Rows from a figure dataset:
# # # # # # #

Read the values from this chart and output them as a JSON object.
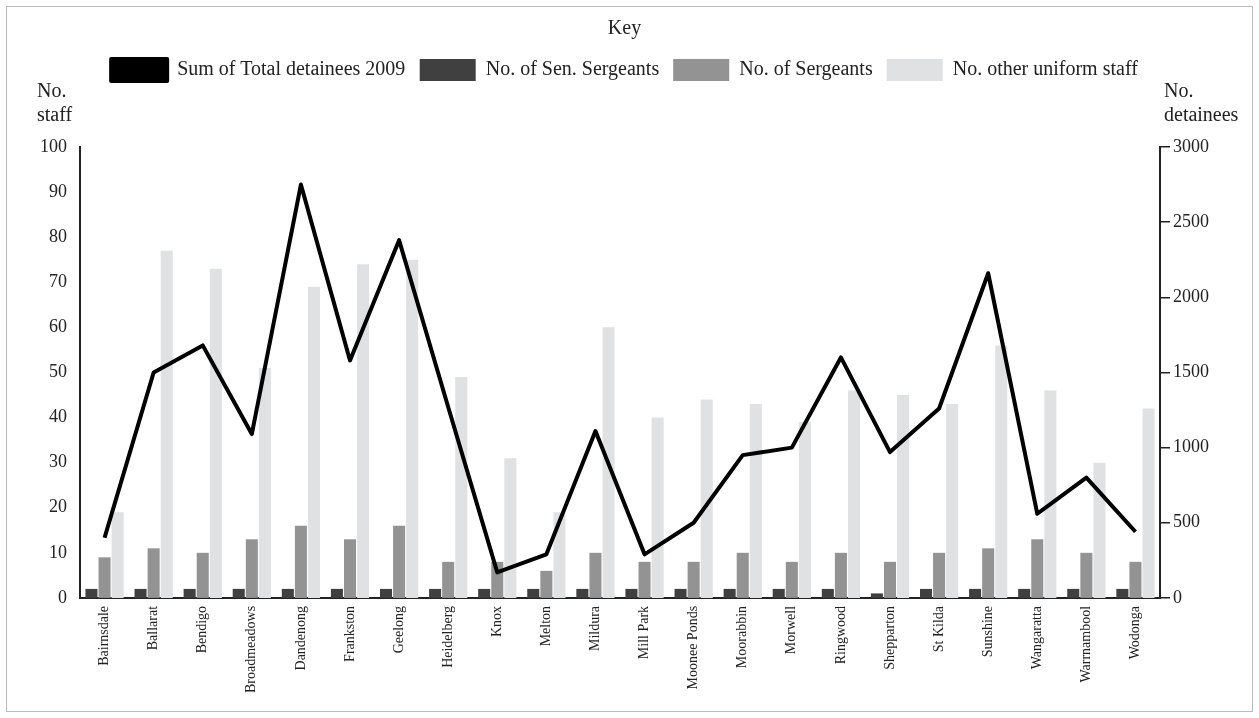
{
  "chart_data": {
    "type": "bar",
    "legend_title": "Key",
    "ylabel": "No. staff",
    "y2label": "No. detainees",
    "categories": [
      "Bairnsdale",
      "Ballarat",
      "Bendigo",
      "Broadmeadows",
      "Dandenong",
      "Frankston",
      "Geelong",
      "Heidelberg",
      "Knox",
      "Melton",
      "Mildura",
      "Mill Park",
      "Moonee Ponds",
      "Moorabbin",
      "Morwell",
      "Ringwood",
      "Shepparton",
      "St Kilda",
      "Sunshine",
      "Wangaratta",
      "Warrnambool",
      "Wodonga"
    ],
    "series": [
      {
        "name": "Sum of Total detainees 2009",
        "type": "line",
        "axis": "y2",
        "color": "#000000",
        "values": [
          400,
          1500,
          1680,
          1090,
          2750,
          1580,
          2380,
          1270,
          170,
          290,
          1110,
          290,
          500,
          950,
          1000,
          1600,
          970,
          1260,
          2160,
          560,
          800,
          440
        ]
      },
      {
        "name": "No. of Sen. Sergeants",
        "color": "#404040",
        "values": [
          2,
          2,
          2,
          2,
          2,
          2,
          2,
          2,
          2,
          2,
          2,
          2,
          2,
          2,
          2,
          2,
          1,
          2,
          2,
          2,
          2,
          2
        ]
      },
      {
        "name": "No. of Sergeants",
        "color": "#939393",
        "values": [
          9,
          11,
          10,
          13,
          16,
          13,
          16,
          8,
          8,
          6,
          10,
          8,
          8,
          10,
          8,
          10,
          8,
          10,
          11,
          13,
          10,
          8
        ]
      },
      {
        "name": "No. other uniform staff",
        "color": "#e0e1e3",
        "values": [
          19,
          77,
          73,
          51,
          69,
          74,
          75,
          49,
          31,
          19,
          60,
          40,
          44,
          43,
          39,
          46,
          45,
          43,
          56,
          46,
          30,
          42
        ]
      }
    ],
    "ylim": [
      0,
      100
    ],
    "yticks": [
      0,
      10,
      20,
      30,
      40,
      50,
      60,
      70,
      80,
      90,
      100
    ],
    "y2lim": [
      0,
      3000
    ],
    "y2ticks": [
      0,
      500,
      1000,
      1500,
      2000,
      2500,
      3000
    ],
    "grid": false,
    "legend": "top",
    "line_style": "solid",
    "marker": "none"
  }
}
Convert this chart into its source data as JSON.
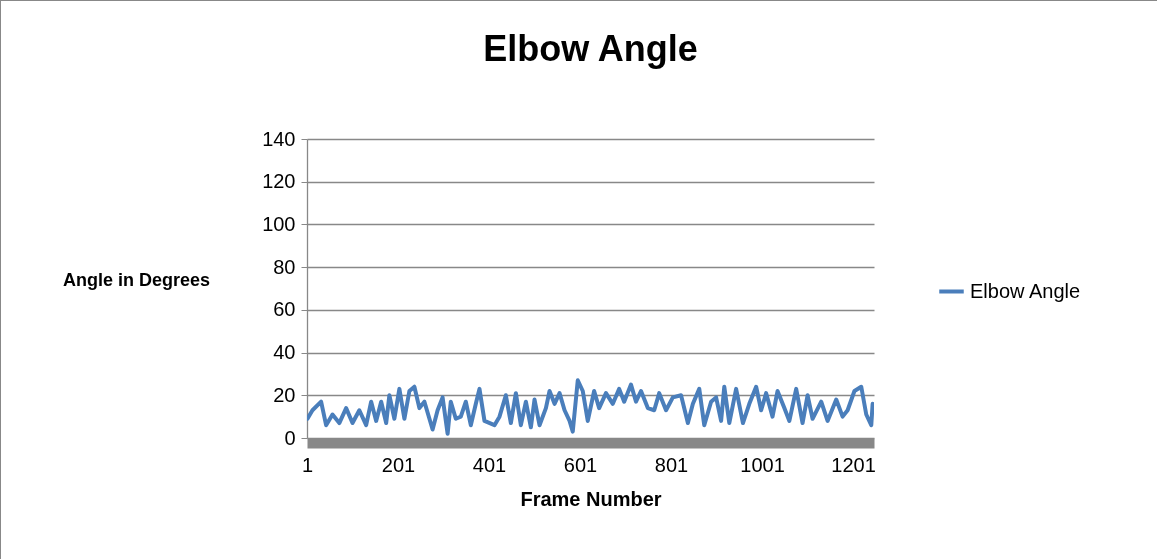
{
  "chart_data": {
    "type": "line",
    "title": "Elbow Angle",
    "xlabel": "Frame Number",
    "ylabel": "Angle in Degrees",
    "xlim": [
      1,
      1247
    ],
    "xticks": [
      1,
      201,
      401,
      601,
      801,
      1001,
      1201
    ],
    "ylim": [
      0,
      140
    ],
    "yticks": [
      0,
      20,
      40,
      60,
      80,
      100,
      120,
      140
    ],
    "grid": "y",
    "legend": "right",
    "marker": "none",
    "line_style": "solid",
    "x": [
      2,
      13,
      32,
      43,
      57,
      72,
      87,
      101,
      116,
      131,
      142,
      153,
      164,
      175,
      182,
      193,
      204,
      215,
      226,
      237,
      248,
      259,
      277,
      288,
      299,
      310,
      317,
      328,
      339,
      350,
      361,
      372,
      380,
      391,
      413,
      424,
      438,
      449,
      460,
      471,
      482,
      493,
      501,
      512,
      526,
      534,
      545,
      556,
      567,
      578,
      585,
      596,
      607,
      618,
      632,
      643,
      658,
      673,
      687,
      698,
      713,
      724,
      735,
      750,
      764,
      775,
      790,
      805,
      823,
      838,
      849,
      863,
      874,
      889,
      900,
      911,
      918,
      929,
      944,
      959,
      973,
      988,
      999,
      1010,
      1024,
      1035,
      1050,
      1061,
      1076,
      1090,
      1101,
      1112,
      1131,
      1145,
      1164,
      1178,
      1189,
      1204,
      1219,
      1230,
      1241,
      1244
    ],
    "series": [
      {
        "name": "Elbow Angle",
        "color": "#4a7ebb",
        "values": [
          9,
          13,
          17,
          6,
          11,
          7,
          14,
          7,
          13,
          6,
          17,
          8,
          17,
          7,
          20,
          9,
          23,
          9,
          22,
          24,
          14,
          17,
          4,
          13,
          19,
          2,
          17,
          9,
          10,
          17,
          6,
          16,
          23,
          8,
          6,
          10,
          20,
          7,
          21,
          6,
          17,
          5,
          18,
          6,
          14,
          22,
          16,
          21,
          13,
          8,
          3,
          27,
          22,
          8,
          22,
          14,
          21,
          16,
          23,
          17,
          25,
          17,
          22,
          14,
          13,
          21,
          13,
          19,
          20,
          7,
          16,
          23,
          6,
          17,
          19,
          8,
          24,
          7,
          23,
          7,
          16,
          24,
          13,
          21,
          10,
          22,
          14,
          8,
          23,
          7,
          20,
          9,
          17,
          8,
          18,
          10,
          13,
          22,
          24,
          11,
          6,
          16
        ]
      }
    ]
  }
}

# # # # # # #

Given request -
Return each line in the records that holds the string "this".

Answer -
Read the values from this chart and output them as a JSON object.
Convert this chart into its source data as JSON.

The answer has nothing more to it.